Lines containing the string "контроле" are to be counted; report the total by itself.
----------------------------------------
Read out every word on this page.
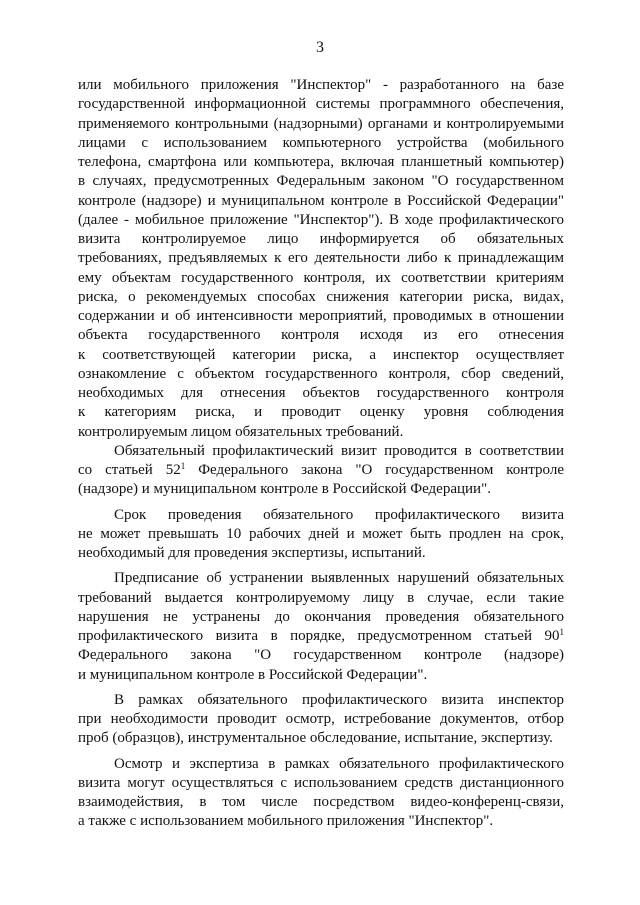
3
или мобильного приложения "Инспектор" - разработанного на базе
государственной информационной системы программного обеспечения,
применяемого контрольными (надзорными) органами и контролируемыми
лицами с использованием компьютерного устройства (мобильного
телефона, смартфона или компьютера, включая планшетный компьютер)
в случаях, предусмотренных Федеральным законом "О государственном
контроле (надзоре) и муниципальном контроле в Российской Федерации"
(далее - мобильное приложение "Инспектор"). В ходе профилактического
визита контролируемое лицо информируется об обязательных
требованиях, предъявляемых к его деятельности либо к принадлежащим
ему объектам государственного контроля, их соответствии критериям
риска, о рекомендуемых способах снижения категории риска, видах,
содержании и об интенсивности мероприятий, проводимых в отношении
объекта государственного контроля исходя из его отнесения
к соответствующей категории риска, а инспектор осуществляет
ознакомление с объектом государственного контроля, сбор сведений,
необходимых для отнесения объектов государственного контроля
к категориям риска, и проводит оценку уровня соблюдения
контролируемым лицом обязательных требований.
Обязательный профилактический визит проводится в соответствии
со статьей $52^1$ Федерального закона "О государственном контроле
(надзоре) и муниципальном контроле в Российской Федерации".
Срок проведения обязательного профилактического визита
не может превышать 10 рабочих дней и может быть продлен на срок,
необходимый для проведения экспертизы, испытаний.
Предписание об устранении выявленных нарушений обязательных
требований выдается контролируемому лицу в случае, если такие
нарушения не устранены до окончания проведения обязательного
профилактического визита в порядке, предусмотренном статьей $90^1$
Федерального закона "О государственном контроле (надзоре)
и муниципальном контроле в Российской Федерации".
В рамках обязательного профилактического визита инспектор
при необходимости проводит осмотр, истребование документов, отбор
проб (образцов), инструментальное обследование, испытание, экспертизу.
Осмотр и экспертиза в рамках обязательного профилактического
визита могут осуществляться с использованием средств дистанционного
взаимодействия, в том числе посредством видео-конференц-связи,
а также с использованием мобильного приложения "Инспектор".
----------------------------------------
:: SOLUTION BELOW ::
5